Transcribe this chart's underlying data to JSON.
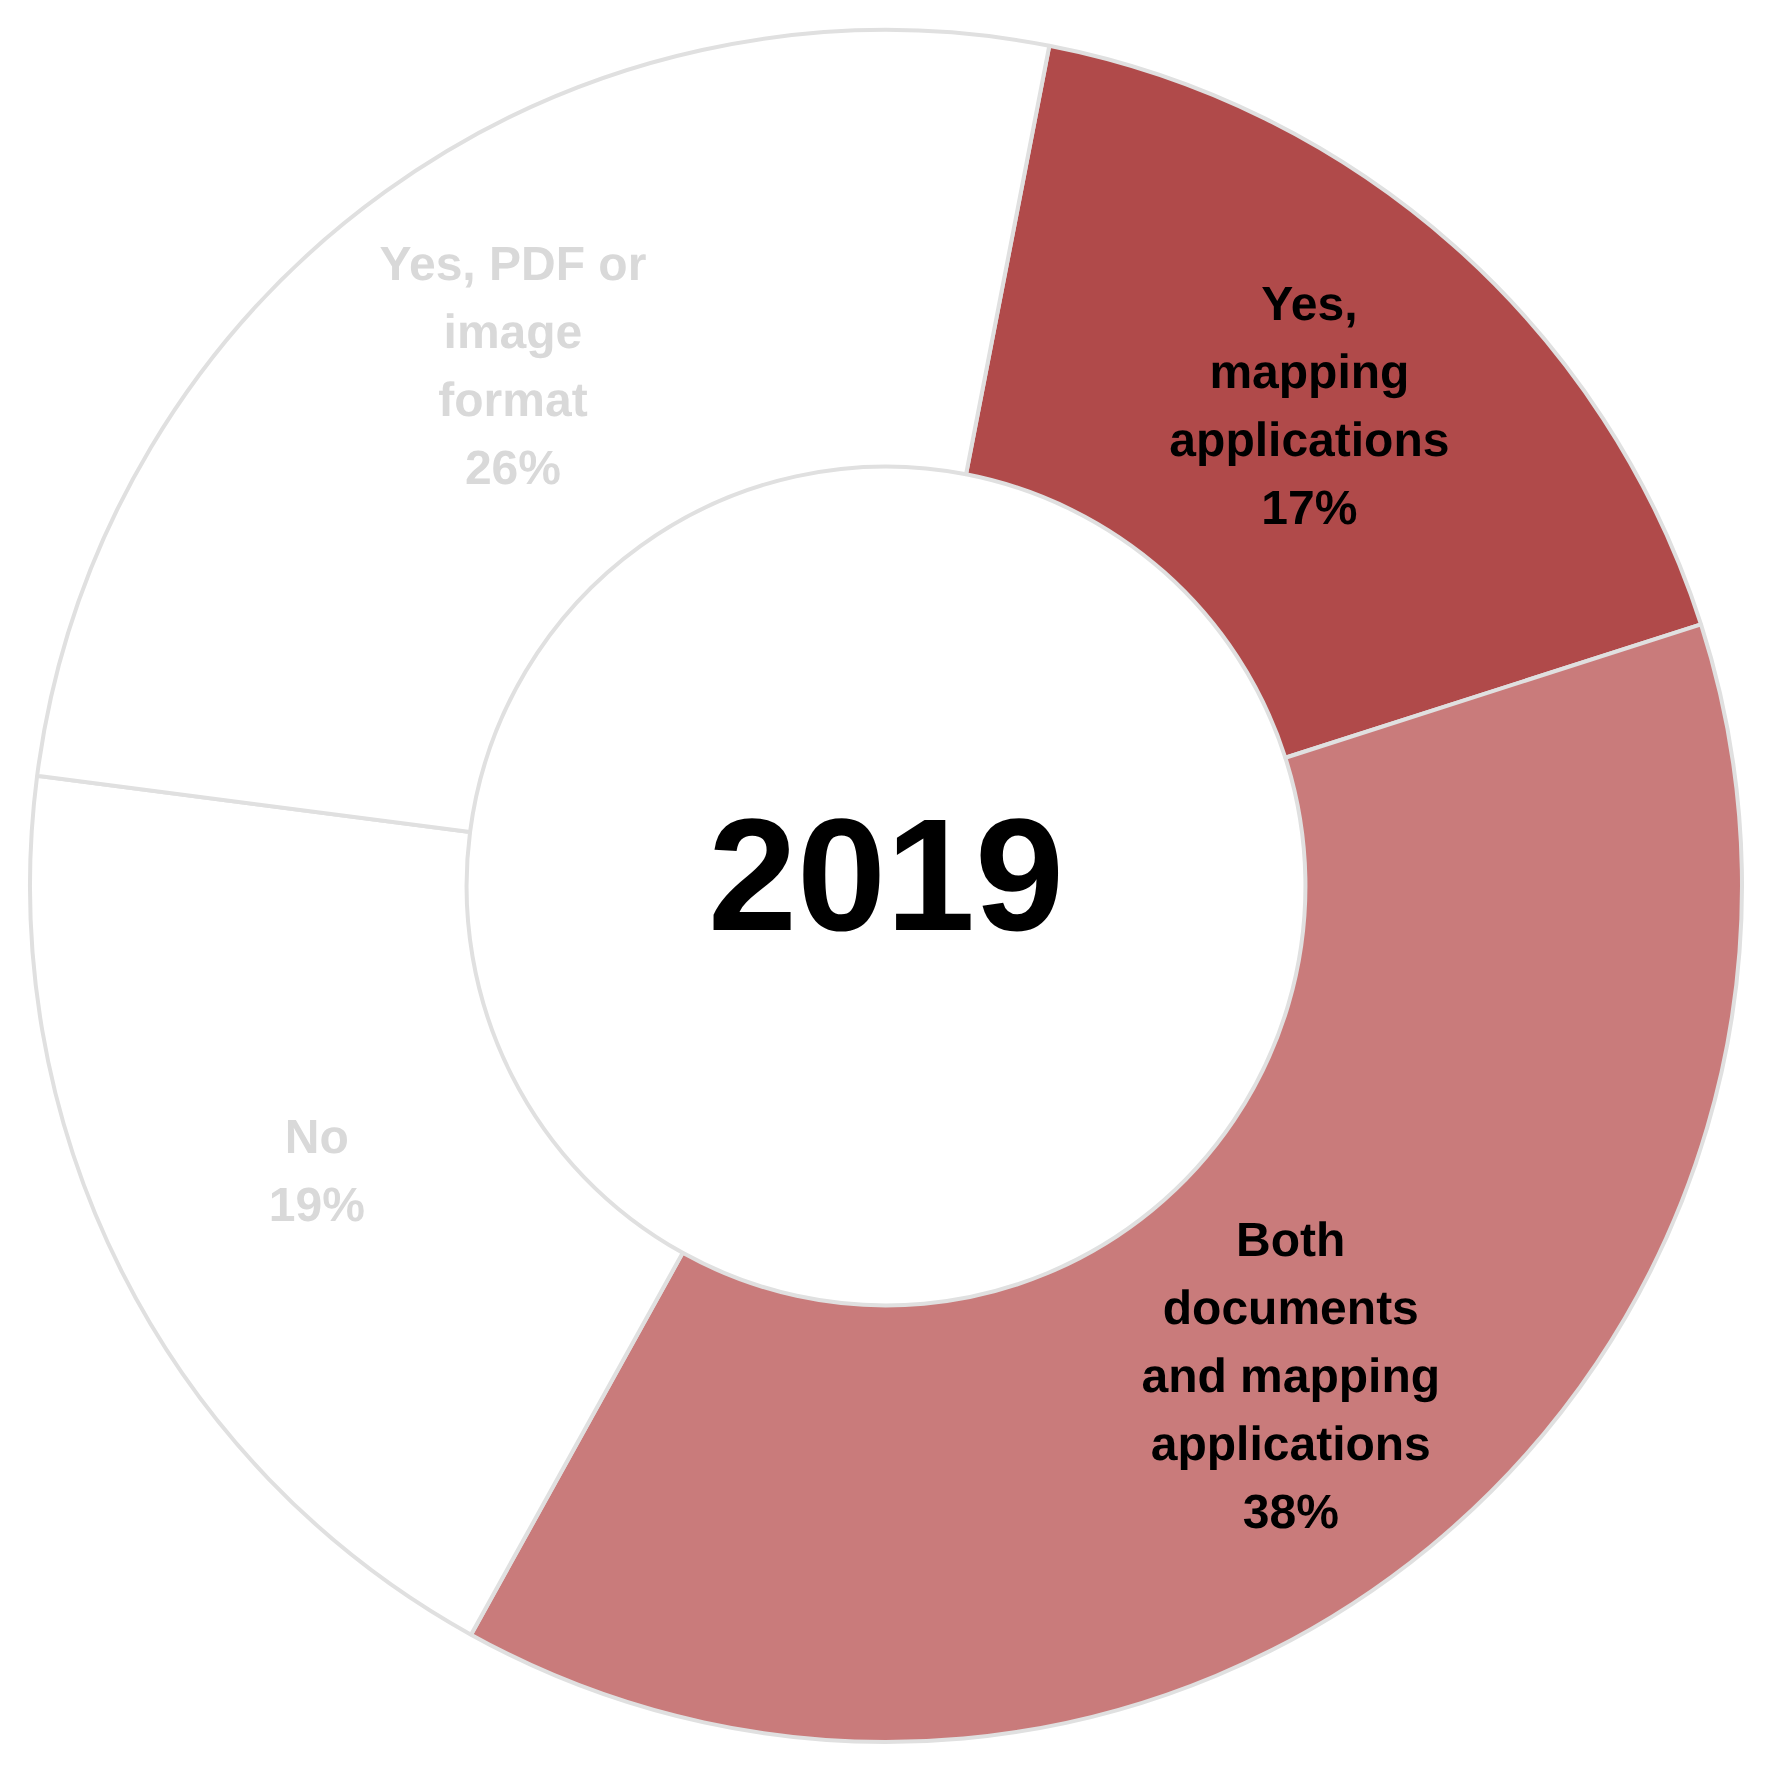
{
  "chart_data": {
    "type": "donut",
    "title": "2019",
    "categories": [
      "Yes, mapping applications",
      "Both documents and mapping applications",
      "No",
      "Yes, PDF or image format"
    ],
    "values": [
      17,
      38,
      19,
      26
    ],
    "value_labels": [
      "17%",
      "38%",
      "19%",
      "26%"
    ],
    "colors": [
      "#b04a4a",
      "#c97b7b",
      "#ffffff",
      "#ffffff"
    ],
    "legend": false
  }
}
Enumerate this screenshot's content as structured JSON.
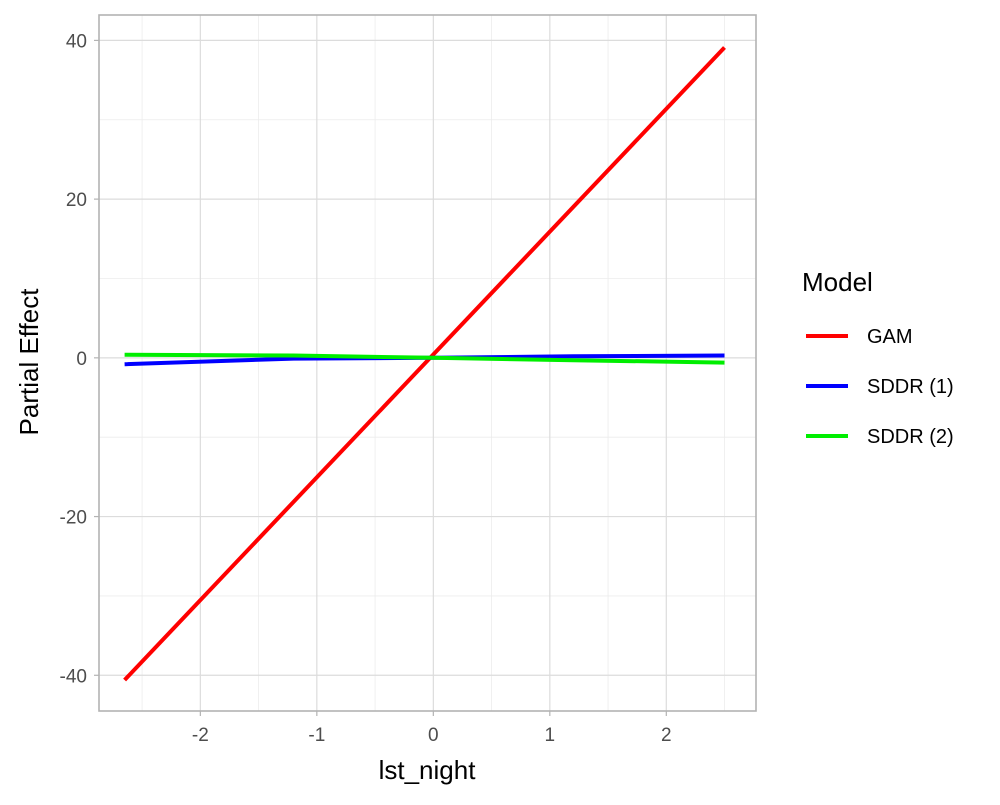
{
  "chart_data": {
    "type": "line",
    "title": "",
    "xlabel": "lst_night",
    "ylabel": "Partial Effect",
    "xlim": [
      -2.87,
      2.77
    ],
    "ylim": [
      -44.5,
      43.2
    ],
    "x_ticks": [
      -2,
      -1,
      0,
      1,
      2
    ],
    "y_ticks": [
      -40,
      -20,
      0,
      20,
      40
    ],
    "grid": true,
    "legend": {
      "title": "Model",
      "position": "right"
    },
    "series": [
      {
        "name": "GAM",
        "color": "#ff0000",
        "points": [
          [
            -2.65,
            -40.6
          ],
          [
            2.5,
            39.1
          ]
        ]
      },
      {
        "name": "SDDR (1)",
        "color": "#0000ff",
        "points": [
          [
            -2.65,
            -0.8
          ],
          [
            -1.2,
            -0.1
          ],
          [
            0.0,
            0.0
          ],
          [
            1.2,
            0.2
          ],
          [
            2.5,
            0.3
          ]
        ]
      },
      {
        "name": "SDDR (2)",
        "color": "#00ee00",
        "points": [
          [
            -2.65,
            0.4
          ],
          [
            -1.2,
            0.3
          ],
          [
            0.0,
            0.0
          ],
          [
            1.2,
            -0.3
          ],
          [
            2.5,
            -0.6
          ]
        ]
      }
    ]
  }
}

(What is asked): Leaving aside the images, write out the entries above word for word.

(Reply):
Transcribe this chart's underlying data to JSON.
{
  "chart_data": {
    "type": "donut",
    "title": "2019",
    "categories": [
      "Yes, mapping applications",
      "Both documents and mapping applications",
      "No",
      "Yes, PDF or image format"
    ],
    "values": [
      17,
      38,
      19,
      26
    ],
    "value_labels": [
      "17%",
      "38%",
      "19%",
      "26%"
    ],
    "colors": [
      "#b04a4a",
      "#c97b7b",
      "#ffffff",
      "#ffffff"
    ],
    "legend": false
  }
}
Enumerate this screenshot's content as structured JSON.
{
  "chart_data": {
    "type": "line",
    "title": "",
    "xlabel": "lst_night",
    "ylabel": "Partial Effect",
    "xlim": [
      -2.87,
      2.77
    ],
    "ylim": [
      -44.5,
      43.2
    ],
    "x_ticks": [
      -2,
      -1,
      0,
      1,
      2
    ],
    "y_ticks": [
      -40,
      -20,
      0,
      20,
      40
    ],
    "grid": true,
    "legend": {
      "title": "Model",
      "position": "right"
    },
    "series": [
      {
        "name": "GAM",
        "color": "#ff0000",
        "points": [
          [
            -2.65,
            -40.6
          ],
          [
            2.5,
            39.1
          ]
        ]
      },
      {
        "name": "SDDR (1)",
        "color": "#0000ff",
        "points": [
          [
            -2.65,
            -0.8
          ],
          [
            -1.2,
            -0.1
          ],
          [
            0.0,
            0.0
          ],
          [
            1.2,
            0.2
          ],
          [
            2.5,
            0.3
          ]
        ]
      },
      {
        "name": "SDDR (2)",
        "color": "#00ee00",
        "points": [
          [
            -2.65,
            0.4
          ],
          [
            -1.2,
            0.3
          ],
          [
            0.0,
            0.0
          ],
          [
            1.2,
            -0.3
          ],
          [
            2.5,
            -0.6
          ]
        ]
      }
    ]
  }
}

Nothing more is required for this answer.